— Start —

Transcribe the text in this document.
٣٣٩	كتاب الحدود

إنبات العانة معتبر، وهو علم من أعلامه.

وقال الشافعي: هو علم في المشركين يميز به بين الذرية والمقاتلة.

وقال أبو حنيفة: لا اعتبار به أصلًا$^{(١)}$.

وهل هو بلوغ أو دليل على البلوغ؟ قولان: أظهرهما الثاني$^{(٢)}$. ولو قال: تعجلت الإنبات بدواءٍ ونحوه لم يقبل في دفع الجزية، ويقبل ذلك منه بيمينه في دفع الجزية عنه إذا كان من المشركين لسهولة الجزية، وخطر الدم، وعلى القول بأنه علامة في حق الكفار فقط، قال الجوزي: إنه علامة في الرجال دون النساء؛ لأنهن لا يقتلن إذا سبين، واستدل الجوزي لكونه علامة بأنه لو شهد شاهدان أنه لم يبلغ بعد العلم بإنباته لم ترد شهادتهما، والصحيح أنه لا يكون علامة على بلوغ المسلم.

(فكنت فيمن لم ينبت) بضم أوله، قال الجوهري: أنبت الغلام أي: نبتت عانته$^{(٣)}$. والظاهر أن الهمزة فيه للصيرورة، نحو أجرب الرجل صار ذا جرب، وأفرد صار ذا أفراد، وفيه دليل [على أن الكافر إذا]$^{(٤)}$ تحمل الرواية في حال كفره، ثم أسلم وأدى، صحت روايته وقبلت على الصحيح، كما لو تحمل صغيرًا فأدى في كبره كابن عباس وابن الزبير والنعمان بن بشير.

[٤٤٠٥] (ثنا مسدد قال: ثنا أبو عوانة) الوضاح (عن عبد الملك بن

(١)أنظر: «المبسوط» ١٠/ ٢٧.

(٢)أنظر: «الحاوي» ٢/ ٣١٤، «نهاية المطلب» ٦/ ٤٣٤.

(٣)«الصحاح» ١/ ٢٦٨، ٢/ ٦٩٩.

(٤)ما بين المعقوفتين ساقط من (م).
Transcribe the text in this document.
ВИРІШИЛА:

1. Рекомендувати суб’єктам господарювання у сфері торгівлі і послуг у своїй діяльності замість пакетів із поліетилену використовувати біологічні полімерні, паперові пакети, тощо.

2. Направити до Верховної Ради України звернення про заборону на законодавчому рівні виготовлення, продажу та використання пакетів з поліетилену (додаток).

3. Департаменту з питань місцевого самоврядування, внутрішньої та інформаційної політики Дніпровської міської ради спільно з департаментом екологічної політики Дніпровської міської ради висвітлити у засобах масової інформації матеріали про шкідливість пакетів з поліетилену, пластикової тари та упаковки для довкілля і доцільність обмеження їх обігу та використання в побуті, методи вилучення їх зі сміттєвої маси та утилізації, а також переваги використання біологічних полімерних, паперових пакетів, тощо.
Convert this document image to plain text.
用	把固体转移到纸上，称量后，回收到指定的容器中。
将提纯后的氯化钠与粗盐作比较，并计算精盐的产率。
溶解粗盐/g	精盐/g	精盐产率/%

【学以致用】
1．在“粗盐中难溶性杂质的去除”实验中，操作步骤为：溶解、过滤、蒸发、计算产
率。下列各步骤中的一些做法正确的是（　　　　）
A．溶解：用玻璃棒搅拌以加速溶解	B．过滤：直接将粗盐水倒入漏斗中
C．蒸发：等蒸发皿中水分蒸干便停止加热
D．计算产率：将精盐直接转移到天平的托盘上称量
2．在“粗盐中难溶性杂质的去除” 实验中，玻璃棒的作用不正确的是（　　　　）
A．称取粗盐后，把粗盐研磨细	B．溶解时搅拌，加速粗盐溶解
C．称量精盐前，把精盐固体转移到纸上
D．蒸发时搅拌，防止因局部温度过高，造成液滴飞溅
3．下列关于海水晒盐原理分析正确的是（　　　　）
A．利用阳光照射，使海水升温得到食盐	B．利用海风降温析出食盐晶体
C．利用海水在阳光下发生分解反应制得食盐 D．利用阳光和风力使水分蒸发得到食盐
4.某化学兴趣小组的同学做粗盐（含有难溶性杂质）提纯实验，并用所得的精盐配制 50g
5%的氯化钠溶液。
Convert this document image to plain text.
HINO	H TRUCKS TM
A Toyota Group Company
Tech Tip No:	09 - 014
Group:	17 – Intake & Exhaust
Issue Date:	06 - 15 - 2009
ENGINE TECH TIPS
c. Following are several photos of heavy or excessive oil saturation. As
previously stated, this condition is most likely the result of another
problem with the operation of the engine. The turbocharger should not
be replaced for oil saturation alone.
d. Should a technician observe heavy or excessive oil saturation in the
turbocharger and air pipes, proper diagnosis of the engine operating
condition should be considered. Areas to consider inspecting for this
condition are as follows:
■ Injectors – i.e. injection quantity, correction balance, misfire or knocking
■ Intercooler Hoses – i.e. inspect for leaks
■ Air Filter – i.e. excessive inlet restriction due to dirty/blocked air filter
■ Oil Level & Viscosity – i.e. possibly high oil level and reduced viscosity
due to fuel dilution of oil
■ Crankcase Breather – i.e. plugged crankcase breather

— End —

__Task prompt__
How many lines in the entries contain the string "condition"? Answer with the number only.

__Answer to this exercise__
3